(Data for analysis Opens)

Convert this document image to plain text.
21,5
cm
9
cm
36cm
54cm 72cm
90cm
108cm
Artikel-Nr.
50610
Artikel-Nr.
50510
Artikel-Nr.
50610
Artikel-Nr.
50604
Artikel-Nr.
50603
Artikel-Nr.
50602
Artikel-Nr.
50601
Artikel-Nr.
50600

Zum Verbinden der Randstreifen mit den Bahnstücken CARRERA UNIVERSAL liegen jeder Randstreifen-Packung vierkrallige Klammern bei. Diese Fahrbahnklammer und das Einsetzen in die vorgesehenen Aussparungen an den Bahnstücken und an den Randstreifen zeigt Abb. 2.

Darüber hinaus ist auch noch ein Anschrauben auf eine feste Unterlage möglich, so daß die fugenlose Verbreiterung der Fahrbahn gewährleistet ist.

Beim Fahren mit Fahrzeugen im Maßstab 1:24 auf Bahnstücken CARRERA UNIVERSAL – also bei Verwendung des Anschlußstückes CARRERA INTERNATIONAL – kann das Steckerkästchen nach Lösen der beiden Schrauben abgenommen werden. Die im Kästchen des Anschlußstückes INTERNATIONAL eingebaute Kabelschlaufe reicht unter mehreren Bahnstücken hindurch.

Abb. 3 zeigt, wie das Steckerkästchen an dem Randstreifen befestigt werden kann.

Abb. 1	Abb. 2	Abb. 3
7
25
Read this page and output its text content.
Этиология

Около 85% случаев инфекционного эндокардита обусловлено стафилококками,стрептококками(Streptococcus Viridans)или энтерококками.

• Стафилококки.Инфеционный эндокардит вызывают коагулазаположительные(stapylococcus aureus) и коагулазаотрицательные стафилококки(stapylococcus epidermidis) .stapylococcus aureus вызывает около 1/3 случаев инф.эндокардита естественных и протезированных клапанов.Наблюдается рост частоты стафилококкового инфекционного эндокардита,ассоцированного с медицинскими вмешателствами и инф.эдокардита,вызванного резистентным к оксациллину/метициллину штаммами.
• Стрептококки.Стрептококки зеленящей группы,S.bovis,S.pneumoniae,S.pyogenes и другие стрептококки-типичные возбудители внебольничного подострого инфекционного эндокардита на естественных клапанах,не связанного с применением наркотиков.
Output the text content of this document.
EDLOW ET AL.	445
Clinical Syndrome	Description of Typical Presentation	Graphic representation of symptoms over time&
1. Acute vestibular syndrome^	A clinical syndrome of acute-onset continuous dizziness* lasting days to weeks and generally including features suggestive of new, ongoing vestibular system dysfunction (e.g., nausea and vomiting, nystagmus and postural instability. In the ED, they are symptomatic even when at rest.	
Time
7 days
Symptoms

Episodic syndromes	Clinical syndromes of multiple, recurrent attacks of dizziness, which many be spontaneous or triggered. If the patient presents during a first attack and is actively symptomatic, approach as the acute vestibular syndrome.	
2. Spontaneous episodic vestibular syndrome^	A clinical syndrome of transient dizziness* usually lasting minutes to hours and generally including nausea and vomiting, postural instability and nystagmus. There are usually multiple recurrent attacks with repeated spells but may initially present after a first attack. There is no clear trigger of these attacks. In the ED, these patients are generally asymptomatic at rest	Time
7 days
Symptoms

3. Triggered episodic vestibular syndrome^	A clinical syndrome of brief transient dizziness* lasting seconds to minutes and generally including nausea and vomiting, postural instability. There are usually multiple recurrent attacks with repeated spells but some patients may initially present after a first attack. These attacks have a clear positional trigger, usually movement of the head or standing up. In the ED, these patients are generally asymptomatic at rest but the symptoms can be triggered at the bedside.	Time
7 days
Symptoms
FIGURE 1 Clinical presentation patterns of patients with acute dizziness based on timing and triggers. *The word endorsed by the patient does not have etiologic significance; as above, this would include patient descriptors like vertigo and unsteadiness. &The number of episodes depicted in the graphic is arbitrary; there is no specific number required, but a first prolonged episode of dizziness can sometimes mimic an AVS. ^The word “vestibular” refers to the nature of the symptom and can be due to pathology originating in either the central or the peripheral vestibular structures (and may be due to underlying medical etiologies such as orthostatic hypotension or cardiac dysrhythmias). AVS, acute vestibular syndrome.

(Data for analysis Closes)

### [What the task requires]
Retype the entries. Every line must match exactly.

### [Reply]
Convert this document image to plain text.
21,5
cm
9
cm
36cm
54cm 72cm
90cm
108cm
Artikel-Nr.
50610
Artikel-Nr.
50510
Artikel-Nr.
50610
Artikel-Nr.
50604
Artikel-Nr.
50603
Artikel-Nr.
50602
Artikel-Nr.
50601
Artikel-Nr.
50600

Zum Verbinden der Randstreifen mit den Bahnstücken CARRERA UNIVERSAL liegen jeder Randstreifen-Packung vierkrallige Klammern bei. Diese Fahrbahnklammer und das Einsetzen in die vorgesehenen Aussparungen an den Bahnstücken und an den Randstreifen zeigt Abb. 2.

Darüber hinaus ist auch noch ein Anschrauben auf eine feste Unterlage möglich, so daß die fugenlose Verbreiterung der Fahrbahn gewährleistet ist.

Beim Fahren mit Fahrzeugen im Maßstab 1:24 auf Bahnstücken CARRERA UNIVERSAL – also bei Verwendung des Anschlußstückes CARRERA INTERNATIONAL – kann das Steckerkästchen nach Lösen der beiden Schrauben abgenommen werden. Die im Kästchen des Anschlußstückes INTERNATIONAL eingebaute Kabelschlaufe reicht unter mehreren Bahnstücken hindurch.

Abb. 3 zeigt, wie das Steckerkästchen an dem Randstreifen befestigt werden kann.

Abb. 1	Abb. 2	Abb. 3
7
25
Read this page and output its text content.
Этиология

Около 85% случаев инфекционного эндокардита обусловлено стафилококками,стрептококками(Streptococcus Viridans)или энтерококками.

• Стафилококки.Инфеционный эндокардит вызывают коагулазаположительные(stapylococcus aureus) и коагулазаотрицательные стафилококки(stapylococcus epidermidis) .stapylococcus aureus вызывает около 1/3 случаев инф.эндокардита естественных и протезированных клапанов.Наблюдается рост частоты стафилококкового инфекционного эндокардита,ассоцированного с медицинскими вмешателствами и инф.эдокардита,вызванного резистентным к оксациллину/метициллину штаммами.
• Стрептококки.Стрептококки зеленящей группы,S.bovis,S.pneumoniae,S.pyogenes и другие стрептококки-типичные возбудители внебольничного подострого инфекционного эндокардита на естественных клапанах,не связанного с применением наркотиков.
Output the text content of this document.
EDLOW ET AL.	445
Clinical Syndrome	Description of Typical Presentation	Graphic representation of symptoms over time&
1. Acute vestibular syndrome^	A clinical syndrome of acute-onset continuous dizziness* lasting days to weeks and generally including features suggestive of new, ongoing vestibular system dysfunction (e.g., nausea and vomiting, nystagmus and postural instability. In the ED, they are symptomatic even when at rest.	
Time
7 days
Symptoms

Episodic syndromes	Clinical syndromes of multiple, recurrent attacks of dizziness, which many be spontaneous or triggered. If the patient presents during a first attack and is actively symptomatic, approach as the acute vestibular syndrome.	
2. Spontaneous episodic vestibular syndrome^	A clinical syndrome of transient dizziness* usually lasting minutes to hours and generally including nausea and vomiting, postural instability and nystagmus. There are usually multiple recurrent attacks with repeated spells but may initially present after a first attack. There is no clear trigger of these attacks. In the ED, these patients are generally asymptomatic at rest	Time
7 days
Symptoms

3. Triggered episodic vestibular syndrome^	A clinical syndrome of brief transient dizziness* lasting seconds to minutes and generally including nausea and vomiting, postural instability. There are usually multiple recurrent attacks with repeated spells but some patients may initially present after a first attack. These attacks have a clear positional trigger, usually movement of the head or standing up. In the ED, these patients are generally asymptomatic at rest but the symptoms can be triggered at the bedside.	Time
7 days
Symptoms
FIGURE 1 Clinical presentation patterns of patients with acute dizziness based on timing and triggers. *The word endorsed by the patient does not have etiologic significance; as above, this would include patient descriptors like vertigo and unsteadiness. &The number of episodes depicted in the graphic is arbitrary; there is no specific number required, but a first prolonged episode of dizziness can sometimes mimic an AVS. ^The word “vestibular” refers to the nature of the symptom and can be due to pathology originating in either the central or the peripheral vestibular structures (and may be due to underlying medical etiologies such as orthostatic hypotension or cardiac dysrhythmias). AVS, acute vestibular syndrome.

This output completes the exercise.